Information given:
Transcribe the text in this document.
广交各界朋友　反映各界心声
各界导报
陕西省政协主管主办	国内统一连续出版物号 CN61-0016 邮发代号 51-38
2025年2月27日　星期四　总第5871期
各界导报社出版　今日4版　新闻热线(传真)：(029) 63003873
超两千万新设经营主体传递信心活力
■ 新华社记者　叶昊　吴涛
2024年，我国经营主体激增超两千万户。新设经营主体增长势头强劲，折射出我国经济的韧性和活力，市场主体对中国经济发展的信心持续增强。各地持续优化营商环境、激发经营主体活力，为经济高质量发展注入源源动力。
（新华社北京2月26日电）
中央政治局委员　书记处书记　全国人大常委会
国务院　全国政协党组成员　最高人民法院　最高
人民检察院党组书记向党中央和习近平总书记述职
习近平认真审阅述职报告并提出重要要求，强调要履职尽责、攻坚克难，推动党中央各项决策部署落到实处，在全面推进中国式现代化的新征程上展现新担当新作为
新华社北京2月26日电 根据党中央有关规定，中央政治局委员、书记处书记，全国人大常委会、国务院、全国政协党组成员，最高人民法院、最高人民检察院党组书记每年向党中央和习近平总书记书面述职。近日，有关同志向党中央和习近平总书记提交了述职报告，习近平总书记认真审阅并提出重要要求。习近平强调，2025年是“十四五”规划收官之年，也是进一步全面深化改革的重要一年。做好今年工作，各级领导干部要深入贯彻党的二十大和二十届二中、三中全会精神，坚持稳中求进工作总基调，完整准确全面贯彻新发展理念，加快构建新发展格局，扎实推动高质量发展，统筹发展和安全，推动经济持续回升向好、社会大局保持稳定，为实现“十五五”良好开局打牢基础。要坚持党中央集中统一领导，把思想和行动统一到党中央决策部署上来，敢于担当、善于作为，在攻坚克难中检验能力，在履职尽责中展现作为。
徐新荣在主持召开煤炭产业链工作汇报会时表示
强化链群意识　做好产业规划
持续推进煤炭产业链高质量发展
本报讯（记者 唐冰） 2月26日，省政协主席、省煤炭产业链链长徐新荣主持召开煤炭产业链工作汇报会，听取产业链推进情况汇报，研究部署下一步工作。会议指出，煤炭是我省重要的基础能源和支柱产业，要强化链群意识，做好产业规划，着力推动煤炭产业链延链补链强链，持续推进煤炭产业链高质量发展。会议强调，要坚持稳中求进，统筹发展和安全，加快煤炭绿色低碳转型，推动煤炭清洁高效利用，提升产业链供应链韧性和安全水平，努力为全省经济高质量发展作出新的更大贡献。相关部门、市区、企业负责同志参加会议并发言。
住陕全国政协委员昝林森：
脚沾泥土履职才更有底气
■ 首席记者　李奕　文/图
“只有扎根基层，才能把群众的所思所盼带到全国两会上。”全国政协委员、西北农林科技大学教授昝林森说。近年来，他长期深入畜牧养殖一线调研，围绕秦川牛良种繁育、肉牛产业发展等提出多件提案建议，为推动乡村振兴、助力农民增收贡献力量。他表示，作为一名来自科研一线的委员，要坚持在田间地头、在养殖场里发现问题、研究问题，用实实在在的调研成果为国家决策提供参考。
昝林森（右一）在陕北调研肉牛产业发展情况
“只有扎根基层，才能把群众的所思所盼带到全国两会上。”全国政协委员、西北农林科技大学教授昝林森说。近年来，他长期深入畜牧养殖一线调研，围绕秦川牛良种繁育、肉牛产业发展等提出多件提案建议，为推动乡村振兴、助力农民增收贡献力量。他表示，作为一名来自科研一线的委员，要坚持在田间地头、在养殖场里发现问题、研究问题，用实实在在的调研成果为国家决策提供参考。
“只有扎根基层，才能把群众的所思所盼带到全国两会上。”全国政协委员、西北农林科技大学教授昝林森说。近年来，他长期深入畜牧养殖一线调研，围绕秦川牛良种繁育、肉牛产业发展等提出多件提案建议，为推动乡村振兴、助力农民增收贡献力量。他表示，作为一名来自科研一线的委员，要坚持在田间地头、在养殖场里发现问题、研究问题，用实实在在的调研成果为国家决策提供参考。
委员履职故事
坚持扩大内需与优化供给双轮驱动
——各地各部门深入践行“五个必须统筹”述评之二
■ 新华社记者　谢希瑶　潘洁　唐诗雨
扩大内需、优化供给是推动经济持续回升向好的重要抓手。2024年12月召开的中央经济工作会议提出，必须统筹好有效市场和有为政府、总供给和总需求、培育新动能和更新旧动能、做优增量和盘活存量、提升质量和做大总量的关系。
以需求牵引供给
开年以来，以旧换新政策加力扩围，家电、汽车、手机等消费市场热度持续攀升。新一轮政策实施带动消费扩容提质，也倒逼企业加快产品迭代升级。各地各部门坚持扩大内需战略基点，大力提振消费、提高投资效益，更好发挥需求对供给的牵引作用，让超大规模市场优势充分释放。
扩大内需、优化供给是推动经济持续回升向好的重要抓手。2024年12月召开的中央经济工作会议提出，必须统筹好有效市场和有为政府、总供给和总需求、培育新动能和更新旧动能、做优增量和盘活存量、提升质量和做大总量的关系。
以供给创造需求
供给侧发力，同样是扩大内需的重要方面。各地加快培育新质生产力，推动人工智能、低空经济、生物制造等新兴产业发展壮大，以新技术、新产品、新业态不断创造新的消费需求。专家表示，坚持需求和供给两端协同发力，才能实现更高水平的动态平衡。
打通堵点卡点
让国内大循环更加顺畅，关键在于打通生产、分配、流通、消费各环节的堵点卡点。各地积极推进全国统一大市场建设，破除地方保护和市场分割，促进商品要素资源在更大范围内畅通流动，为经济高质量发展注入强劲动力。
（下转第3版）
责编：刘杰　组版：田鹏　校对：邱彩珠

Set problem: Write out all of the records above exactly as they appear.

Answer to this task:
Transcribe the text in this document.
广交各界朋友　反映各界心声
各界导报
陕西省政协主管主办	国内统一连续出版物号 CN61-0016 邮发代号 51-38
2025年2月27日　星期四　总第5871期
各界导报社出版　今日4版　新闻热线(传真)：(029) 63003873
超两千万新设经营主体传递信心活力
■ 新华社记者　叶昊　吴涛
2024年，我国经营主体激增超两千万户。新设经营主体增长势头强劲，折射出我国经济的韧性和活力，市场主体对中国经济发展的信心持续增强。各地持续优化营商环境、激发经营主体活力，为经济高质量发展注入源源动力。
（新华社北京2月26日电）
中央政治局委员　书记处书记　全国人大常委会
国务院　全国政协党组成员　最高人民法院　最高
人民检察院党组书记向党中央和习近平总书记述职
习近平认真审阅述职报告并提出重要要求，强调要履职尽责、攻坚克难，推动党中央各项决策部署落到实处，在全面推进中国式现代化的新征程上展现新担当新作为
新华社北京2月26日电 根据党中央有关规定，中央政治局委员、书记处书记，全国人大常委会、国务院、全国政协党组成员，最高人民法院、最高人民检察院党组书记每年向党中央和习近平总书记书面述职。近日，有关同志向党中央和习近平总书记提交了述职报告，习近平总书记认真审阅并提出重要要求。习近平强调，2025年是“十四五”规划收官之年，也是进一步全面深化改革的重要一年。做好今年工作，各级领导干部要深入贯彻党的二十大和二十届二中、三中全会精神，坚持稳中求进工作总基调，完整准确全面贯彻新发展理念，加快构建新发展格局，扎实推动高质量发展，统筹发展和安全，推动经济持续回升向好、社会大局保持稳定，为实现“十五五”良好开局打牢基础。要坚持党中央集中统一领导，把思想和行动统一到党中央决策部署上来，敢于担当、善于作为，在攻坚克难中检验能力，在履职尽责中展现作为。
徐新荣在主持召开煤炭产业链工作汇报会时表示
强化链群意识　做好产业规划
持续推进煤炭产业链高质量发展
本报讯（记者 唐冰） 2月26日，省政协主席、省煤炭产业链链长徐新荣主持召开煤炭产业链工作汇报会，听取产业链推进情况汇报，研究部署下一步工作。会议指出，煤炭是我省重要的基础能源和支柱产业，要强化链群意识，做好产业规划，着力推动煤炭产业链延链补链强链，持续推进煤炭产业链高质量发展。会议强调，要坚持稳中求进，统筹发展和安全，加快煤炭绿色低碳转型，推动煤炭清洁高效利用，提升产业链供应链韧性和安全水平，努力为全省经济高质量发展作出新的更大贡献。相关部门、市区、企业负责同志参加会议并发言。
住陕全国政协委员昝林森：
脚沾泥土履职才更有底气
■ 首席记者　李奕　文/图
“只有扎根基层，才能把群众的所思所盼带到全国两会上。”全国政协委员、西北农林科技大学教授昝林森说。近年来，他长期深入畜牧养殖一线调研，围绕秦川牛良种繁育、肉牛产业发展等提出多件提案建议，为推动乡村振兴、助力农民增收贡献力量。他表示，作为一名来自科研一线的委员，要坚持在田间地头、在养殖场里发现问题、研究问题，用实实在在的调研成果为国家决策提供参考。
昝林森（右一）在陕北调研肉牛产业发展情况
“只有扎根基层，才能把群众的所思所盼带到全国两会上。”全国政协委员、西北农林科技大学教授昝林森说。近年来，他长期深入畜牧养殖一线调研，围绕秦川牛良种繁育、肉牛产业发展等提出多件提案建议，为推动乡村振兴、助力农民增收贡献力量。他表示，作为一名来自科研一线的委员，要坚持在田间地头、在养殖场里发现问题、研究问题，用实实在在的调研成果为国家决策提供参考。
“只有扎根基层，才能把群众的所思所盼带到全国两会上。”全国政协委员、西北农林科技大学教授昝林森说。近年来，他长期深入畜牧养殖一线调研，围绕秦川牛良种繁育、肉牛产业发展等提出多件提案建议，为推动乡村振兴、助力农民增收贡献力量。他表示，作为一名来自科研一线的委员，要坚持在田间地头、在养殖场里发现问题、研究问题，用实实在在的调研成果为国家决策提供参考。
委员履职故事
坚持扩大内需与优化供给双轮驱动
——各地各部门深入践行“五个必须统筹”述评之二
■ 新华社记者　谢希瑶　潘洁　唐诗雨
扩大内需、优化供给是推动经济持续回升向好的重要抓手。2024年12月召开的中央经济工作会议提出，必须统筹好有效市场和有为政府、总供给和总需求、培育新动能和更新旧动能、做优增量和盘活存量、提升质量和做大总量的关系。
以需求牵引供给
开年以来，以旧换新政策加力扩围，家电、汽车、手机等消费市场热度持续攀升。新一轮政策实施带动消费扩容提质，也倒逼企业加快产品迭代升级。各地各部门坚持扩大内需战略基点，大力提振消费、提高投资效益，更好发挥需求对供给的牵引作用，让超大规模市场优势充分释放。
扩大内需、优化供给是推动经济持续回升向好的重要抓手。2024年12月召开的中央经济工作会议提出，必须统筹好有效市场和有为政府、总供给和总需求、培育新动能和更新旧动能、做优增量和盘活存量、提升质量和做大总量的关系。
以供给创造需求
供给侧发力，同样是扩大内需的重要方面。各地加快培育新质生产力，推动人工智能、低空经济、生物制造等新兴产业发展壮大，以新技术、新产品、新业态不断创造新的消费需求。专家表示，坚持需求和供给两端协同发力，才能实现更高水平的动态平衡。
打通堵点卡点
让国内大循环更加顺畅，关键在于打通生产、分配、流通、消费各环节的堵点卡点。各地积极推进全国统一大市场建设，破除地方保护和市场分割，促进商品要素资源在更大范围内畅通流动，为经济高质量发展注入强劲动力。
（下转第3版）
责编：刘杰　组版：田鹏　校对：邱彩珠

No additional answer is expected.